Stored data entries

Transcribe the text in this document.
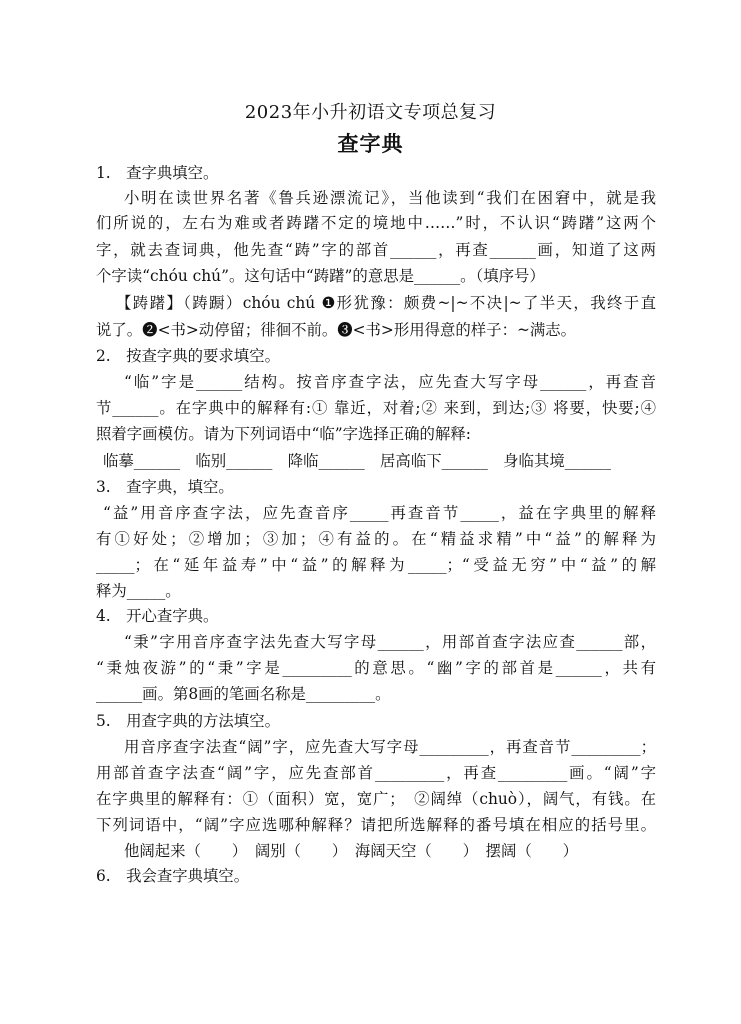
2023年小升初语文专项总复习
查字典
1.　查字典填空。
小明在读世界名著《鲁兵逊漂流记》，当他读到“我们在困窘中，就是我
们所说的，左右为难或者踌躇不定的境地中……”时，不认识“踌躇”这两个
字，就去查词典，他先查“踌”字的部首______，再查______画，知道了这两
个字读“chóu chú”。这句话中“踌躇”的意思是______。（填序号）
【踌躇】（踌蹰）chóu chú ❶形犹豫：颇费~|~不决|~了半天，我终于直
说了。❷<书>动停留；徘徊不前。❸<书>形用得意的样子：~满志。
2.　按查字典的要求填空。
“临”字是______结构。按音序查字法，应先查大写字母______，再查音
节______。在字典中的解释有:① 靠近，对着;② 来到，到达;③ 将要，快要;④
照着字画模仿。请为下列词语中“临”字选择正确的解释:
临摹______　临别______　降临______　居高临下______　身临其境______
3.　查字典，填空。
“益”用音序查字法，应先查音序_____再查音节_____，益在字典里的解释
有①好处；②增加；③加；④有益的。在“精益求精”中“益”的解释为
_____；在“延年益寿”中“益”的解释为_____；“受益无穷”中“益”的解
释为_____。
4.　开心查字典。
“秉”字用音序查字法先查大写字母______，用部首查字法应查______部，
“秉烛夜游”的“秉”字是_________的意思。“幽”字的部首是______，共有
______画。第8画的笔画名称是_________。
5.　用查字典的方法填空。
用音序查字法查“阔”字，应先查大写字母_________，再查音节_________；
用部首查字法查“阔”字，应先查部首_________，再查_________画。“阔”字
在字典里的解释有：①（面积）宽，宽广；　②阔绰（chuò），阔气，有钱。在
下列词语中，“阔”字应选哪种解释？请把所选解释的番号填在相应的括号里。
他阔起来（　　）　阔别（　　）　海阔天空（　　）　摆阔（　　）
6.　我会查字典填空。
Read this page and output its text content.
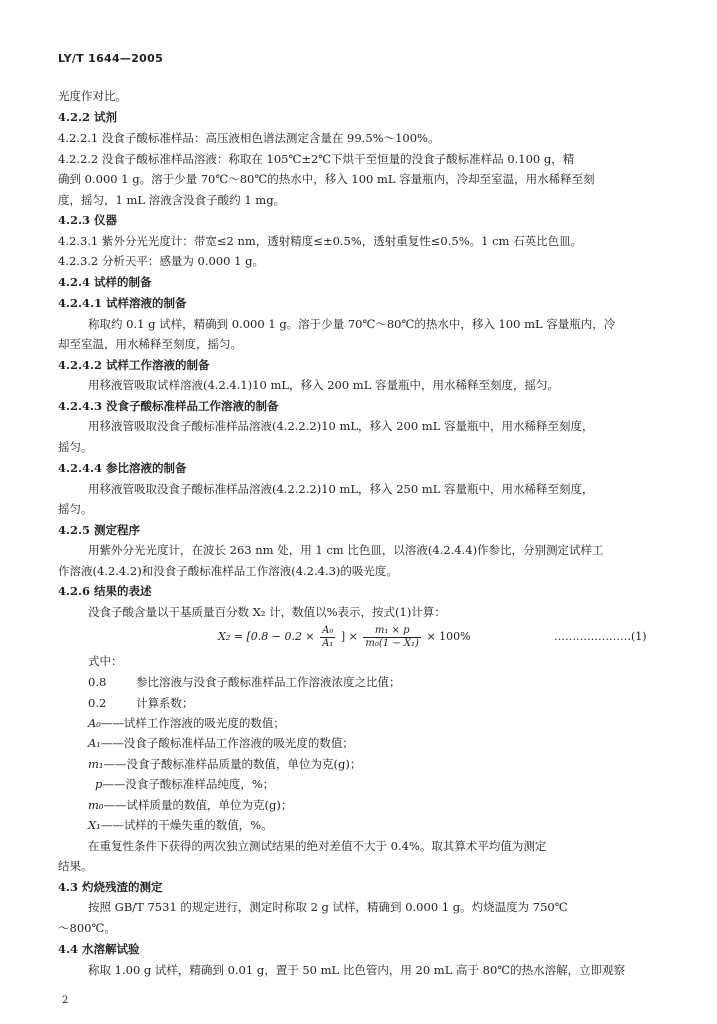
LY/T 1644—2005
光度作对比。
4.2.2 试剂
4.2.2.1 没食子酸标准样品：高压液相色谱法测定含量在 99.5%～100%。
4.2.2.2 没食子酸标准样品溶液：称取在 105℃±2℃下烘干至恒量的没食子酸标准样品 0.100 g，精
确到 0.000 1 g。溶于少量 70℃～80℃的热水中，移入 100 mL 容量瓶内，冷却至室温，用水稀释至刻
度，摇匀，1 mL 溶液含没食子酸约 1 mg。
4.2.3 仪器
4.2.3.1 紫外分光光度计：带宽≤2 nm，透射精度≤±0.5%，透射重复性≤0.5%。1 cm 石英比色皿。
4.2.3.2 分析天平：感量为 0.000 1 g。
4.2.4 试样的制备
4.2.4.1 试样溶液的制备
称取约 0.1 g 试样，精确到 0.000 1 g。溶于少量 70℃～80℃的热水中，移入 100 mL 容量瓶内，冷
却至室温，用水稀释至刻度，摇匀。
4.2.4.2 试样工作溶液的制备
用移液管吸取试样溶液(4.2.4.1)10 mL，移入 200 mL 容量瓶中，用水稀释至刻度，摇匀。
4.2.4.3 没食子酸标准样品工作溶液的制备
用移液管吸取没食子酸标准样品溶液(4.2.2.2)10 mL，移入 200 mL 容量瓶中，用水稀释至刻度，
摇匀。
4.2.4.4 参比溶液的制备
用移液管吸取没食子酸标准样品溶液(4.2.2.2)10 mL，移入 250 mL 容量瓶中，用水稀释至刻度，
摇匀。
4.2.5 测定程序
用紫外分光光度计，在波长 263 nm 处，用 1 cm 比色皿，以溶液(4.2.4.4)作参比，分别测定试样工
作溶液(4.2.4.2)和没食子酸标准样品工作溶液(4.2.4.3)的吸光度。
4.2.6 结果的表述
没食子酸含量以干基质量百分数 X₂ 计，数值以%表示，按式(1)计算：
$X_2 = [0.8 - 0.2 \times \frac{\text{A₀}}{\text{A₁}}$ ] × $\frac{\text{m₁ × p}}{\text{m₀(1 − X₁)}} \times 100\%$	…………………(1)
式中：
0.8	参比溶液与没食子酸标准样品工作溶液浓度之比值；
0.2	计算系数；
A₀——试样工作溶液的吸光度的数值；
A₁——没食子酸标准样品工作溶液的吸光度的数值；
m₁——没食子酸标准样品质量的数值，单位为克(g)；
p——没食子酸标准样品纯度，%；
m₀——试样质量的数值，单位为克(g)；
X₁——试样的干燥失重的数值，%。
在重复性条件下获得的两次独立测试结果的绝对差值不大于 0.4%。取其算术平均值为测定
结果。
4.3 灼烧残渣的测定
按照 GB/T 7531 的规定进行，测定时称取 2 g 试样，精确到 0.000 1 g。灼烧温度为 750℃
～800℃。
4.4 水溶解试验
称取 1.00 g 试样，精确到 0.01 g，置于 50 mL 比色管内，用 20 mL 高于 80℃的热水溶解，立即观察
2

- What to do -
The pictures stay out; repeat exactly the lines from the one with "Read this page and output its text content." to the end of the entries above, and nothing else.

- Finished answer -
Read this page and output its text content.
LY/T 1644—2005
光度作对比。
4.2.2 试剂
4.2.2.1 没食子酸标准样品：高压液相色谱法测定含量在 99.5%～100%。
4.2.2.2 没食子酸标准样品溶液：称取在 105℃±2℃下烘干至恒量的没食子酸标准样品 0.100 g，精
确到 0.000 1 g。溶于少量 70℃～80℃的热水中，移入 100 mL 容量瓶内，冷却至室温，用水稀释至刻
度，摇匀，1 mL 溶液含没食子酸约 1 mg。
4.2.3 仪器
4.2.3.1 紫外分光光度计：带宽≤2 nm，透射精度≤±0.5%，透射重复性≤0.5%。1 cm 石英比色皿。
4.2.3.2 分析天平：感量为 0.000 1 g。
4.2.4 试样的制备
4.2.4.1 试样溶液的制备
称取约 0.1 g 试样，精确到 0.000 1 g。溶于少量 70℃～80℃的热水中，移入 100 mL 容量瓶内，冷
却至室温，用水稀释至刻度，摇匀。
4.2.4.2 试样工作溶液的制备
用移液管吸取试样溶液(4.2.4.1)10 mL，移入 200 mL 容量瓶中，用水稀释至刻度，摇匀。
4.2.4.3 没食子酸标准样品工作溶液的制备
用移液管吸取没食子酸标准样品溶液(4.2.2.2)10 mL，移入 200 mL 容量瓶中，用水稀释至刻度，
摇匀。
4.2.4.4 参比溶液的制备
用移液管吸取没食子酸标准样品溶液(4.2.2.2)10 mL，移入 250 mL 容量瓶中，用水稀释至刻度，
摇匀。
4.2.5 测定程序
用紫外分光光度计，在波长 263 nm 处，用 1 cm 比色皿，以溶液(4.2.4.4)作参比，分别测定试样工
作溶液(4.2.4.2)和没食子酸标准样品工作溶液(4.2.4.3)的吸光度。
4.2.6 结果的表述
没食子酸含量以干基质量百分数 X₂ 计，数值以%表示，按式(1)计算：
$X_2 = [0.8 - 0.2 \times \frac{\text{A₀}}{\text{A₁}}$ ] × $\frac{\text{m₁ × p}}{\text{m₀(1 − X₁)}} \times 100\%$	…………………(1)
式中：
0.8	参比溶液与没食子酸标准样品工作溶液浓度之比值；
0.2	计算系数；
A₀——试样工作溶液的吸光度的数值；
A₁——没食子酸标准样品工作溶液的吸光度的数值；
m₁——没食子酸标准样品质量的数值，单位为克(g)；
p——没食子酸标准样品纯度，%；
m₀——试样质量的数值，单位为克(g)；
X₁——试样的干燥失重的数值，%。
在重复性条件下获得的两次独立测试结果的绝对差值不大于 0.4%。取其算术平均值为测定
结果。
4.3 灼烧残渣的测定
按照 GB/T 7531 的规定进行，测定时称取 2 g 试样，精确到 0.000 1 g。灼烧温度为 750℃
～800℃。
4.4 水溶解试验
称取 1.00 g 试样，精确到 0.01 g，置于 50 mL 比色管内，用 20 mL 高于 80℃的热水溶解，立即观察
2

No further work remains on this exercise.